__EXERCISE PROMPT__. Show every line containing "placeholder" by copying it.
-- start INPUT ROWS --
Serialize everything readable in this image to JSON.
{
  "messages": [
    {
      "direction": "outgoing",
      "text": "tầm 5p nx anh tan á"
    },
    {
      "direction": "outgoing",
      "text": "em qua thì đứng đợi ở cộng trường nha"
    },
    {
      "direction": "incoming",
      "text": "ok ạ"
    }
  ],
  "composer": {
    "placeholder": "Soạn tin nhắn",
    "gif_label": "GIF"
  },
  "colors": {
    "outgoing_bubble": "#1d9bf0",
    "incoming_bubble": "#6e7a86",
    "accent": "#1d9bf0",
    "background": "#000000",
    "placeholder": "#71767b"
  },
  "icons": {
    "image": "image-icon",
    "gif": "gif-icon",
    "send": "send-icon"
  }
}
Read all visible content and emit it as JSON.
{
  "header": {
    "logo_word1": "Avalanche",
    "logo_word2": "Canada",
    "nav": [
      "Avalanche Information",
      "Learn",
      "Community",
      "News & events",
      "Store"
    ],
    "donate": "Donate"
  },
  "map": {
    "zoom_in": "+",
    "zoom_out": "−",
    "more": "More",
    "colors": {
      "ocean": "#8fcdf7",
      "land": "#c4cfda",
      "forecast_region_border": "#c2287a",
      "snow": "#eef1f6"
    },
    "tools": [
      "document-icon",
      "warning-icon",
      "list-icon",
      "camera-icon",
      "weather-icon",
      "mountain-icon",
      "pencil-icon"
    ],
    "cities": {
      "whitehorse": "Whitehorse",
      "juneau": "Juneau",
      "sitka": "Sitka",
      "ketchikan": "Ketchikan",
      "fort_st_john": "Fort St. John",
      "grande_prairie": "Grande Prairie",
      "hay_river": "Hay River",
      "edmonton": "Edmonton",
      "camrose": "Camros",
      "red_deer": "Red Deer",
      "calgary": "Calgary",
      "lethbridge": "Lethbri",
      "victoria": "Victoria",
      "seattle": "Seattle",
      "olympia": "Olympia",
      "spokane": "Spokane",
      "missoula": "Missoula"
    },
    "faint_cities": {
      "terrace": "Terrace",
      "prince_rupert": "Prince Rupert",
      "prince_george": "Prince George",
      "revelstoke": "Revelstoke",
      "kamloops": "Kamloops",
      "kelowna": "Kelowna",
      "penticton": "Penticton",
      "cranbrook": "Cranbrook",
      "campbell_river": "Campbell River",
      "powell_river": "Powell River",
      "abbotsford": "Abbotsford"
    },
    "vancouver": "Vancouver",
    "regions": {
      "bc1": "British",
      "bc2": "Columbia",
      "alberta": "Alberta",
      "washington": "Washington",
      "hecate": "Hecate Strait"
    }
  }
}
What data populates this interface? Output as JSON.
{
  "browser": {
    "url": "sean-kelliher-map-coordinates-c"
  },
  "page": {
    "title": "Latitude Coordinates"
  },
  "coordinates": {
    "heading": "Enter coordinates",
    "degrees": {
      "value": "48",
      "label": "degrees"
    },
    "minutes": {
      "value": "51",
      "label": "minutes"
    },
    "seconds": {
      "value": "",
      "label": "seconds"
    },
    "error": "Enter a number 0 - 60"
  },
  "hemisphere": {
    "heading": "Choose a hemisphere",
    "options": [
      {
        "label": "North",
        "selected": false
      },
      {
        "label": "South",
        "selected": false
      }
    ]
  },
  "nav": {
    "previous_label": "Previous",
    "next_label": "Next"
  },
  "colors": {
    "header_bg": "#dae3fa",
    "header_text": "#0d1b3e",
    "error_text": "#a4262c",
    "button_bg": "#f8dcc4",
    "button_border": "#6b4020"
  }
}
-- end INPUT ROWS --
__SOLUTION FOR THIS TASK__.
    "placeholder": "Soạn tin nhắn",
    "placeholder": "#71767b"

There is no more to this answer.